● EXTRACTED TEXT:

########

Sol-laa                    Commit

Sol-luu                    Be committed

Sol-lee                    Binding

Mu-Sol-lan             A person who is committed

Mu-Sol-leen           Many people who are committed

Yu-Sol-laa              They commit

Yu-Sol-lee              Their commitments

Yu-Sol-luu              They have committed

Ya-sil-luu                Bind

Solaa-ta                   Commitment (singular)

Solaa-tee                Commitments (dual)

Solaa-tu                  Commitments (Aorist)

Solaa-waa-tee         Obligatorily

Solaa-waa-tun         obligatory

Arabic in the Reading then, it is fair to say, is a highly developed language with a complex grammar via which it is possible to express concepts with a high level of accuracy. Unlike Latin, Old Greek, Aramic, or Sanskrit, Arabic of the Quran is a living language, spoken, written and understood by millions people around the globe. There are scholars and religionists who insist that Arabic in the Reading lacks the ability to define sense exactly because they realize – once the message of the Quran is made clear to the people all their belief and preaching will be in vain, for example they translated the word Sol-laa-ta as the mandatory Arab ritual prayers to be observed by Muslims only. But in the Quran the same word is also attributed for people of the past like Abraham, Moses, and Jesus, the disbelievers, strangers and others including the animal kingdom. I will explain in the next chapter how they shuffle this word by creating absurd meanings.       

There are many lessons to be learned from the Quran especially about the previous people who received God’s revelations. One such community is the Children of Israel, who agreed to uphold their commitments upon receiving God’s covenant, and we are told they violated it by distorting ‘His words’ in the scripture (2:59) to create a new religion of Judaism. We see the Arab religionists are doing exactly the same when they translate the Arabic words in the Quran to other languages. Although they have successfully introduced the manipulated meanings of many words into the translated Quran, but certainly they cannot change the original Arabic in the Quran, no matter how hard they try. God in His wisdom gave us His assurance in 15:9 that “He will preserve what He revealed”. The outcome of any attempt to change His words, the spellings, or even modifying its grammar will result the translations riddled with contradictions defying all logics.

However, the subsequent twisting of the meanings of the original Arabic in the Quran by those who would force it into a pre-prescribed shape has marred many people’s reading of the book. For instance, we read in 75:31: falaa soddaqor walaa Sol-laa. The patrons of the Arab religion say it means ‘He was not truthful and not praying’. The true meaning is ‘He was not truthful and not committed’. Let us examine this word “Sol-laa” when it is used in other passages.


For example, in 2:43 God tells us that He instructed the Children of Israel: Wa-aqimus Sol-laa-ta wa-atuz zakaa. The religionists say it means: ‘Observe the ritual prayers and pay the religious tithes’. This instruction is spoken in the present tense, and if we read the context from 2:40 to 2:43 we will realize that God reminds the Children of Israel to commit to what they have committed before – i.e to uphold the covenant and maintain the purity of its tenets. He calls them to believe in what is revealed in the Quran confirming what they have, and do not trade away God’s revelations for a cheap gain. The message is simple and straightforward. God never asked the Children of Israel to perform the ritual prayers as suggested by the religionists. As a matter of fact if we ask the Jews if they had at any time in history performed the five daily ritual prayers, they will answer in the negative.  Even the Jews who received the earlier Scripture knew that five the ritual prayers were not part of the deen revealed by God. It is not in the Torah and it is also not the Reading. Our common sense can easily tells us the true meaning of this particular passage is: ‘Uphold the commitments and keep them pure’. The Children of Israel understand this instruction very well because they have committed themselves to God’s deen through the Torah long before the Quran was revealed.

########

● WHAT IS EXPECTED: Reproduce the part of the text on the Arabic word Sol-laa that starts at "Yu-Sol-laa              They commit" and ends at "Solaa-tee                Commitments (dual)". The data that comes next has no connection to the text on the Arabic word Sol-laa.

● DATA LINES:
########

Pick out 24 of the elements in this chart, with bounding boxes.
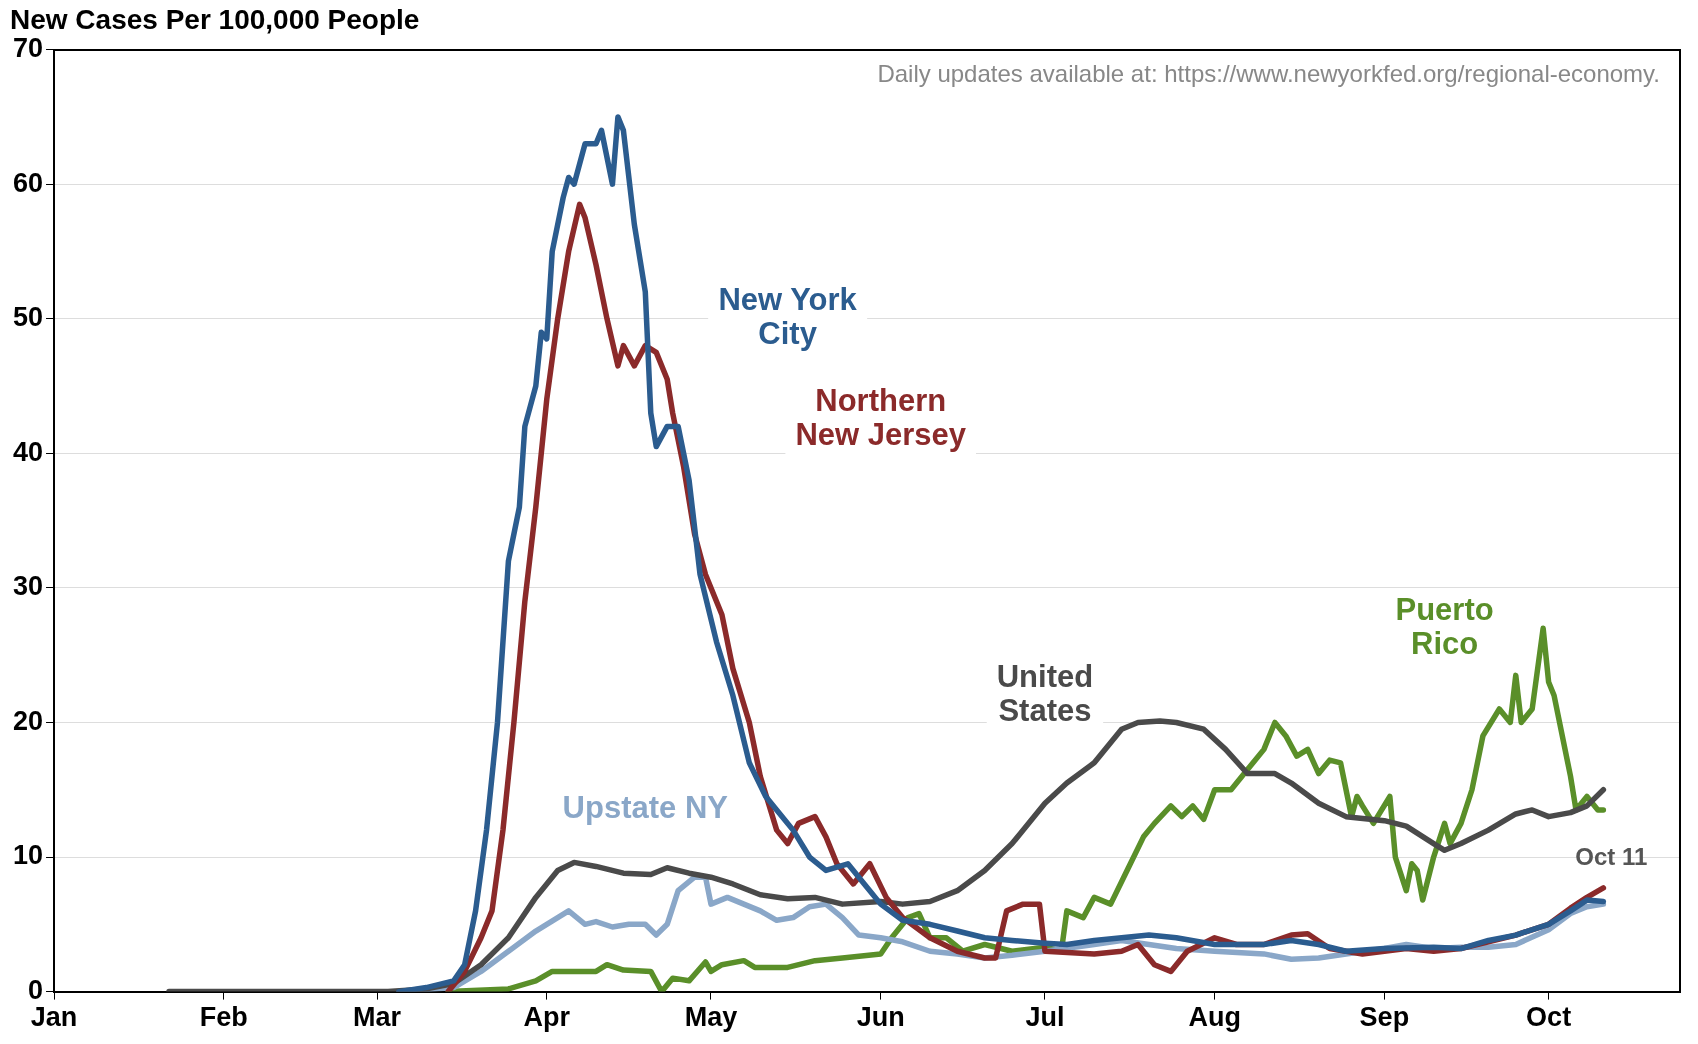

########

● REPLY TO THE TASK:
Yu-Sol-laa              They commit

Yu-Sol-lee              Their commitments

Yu-Sol-luu              They have committed

Ya-sil-luu                Bind

Solaa-ta                   Commitment (singular)

Solaa-tee                Commitments (dual)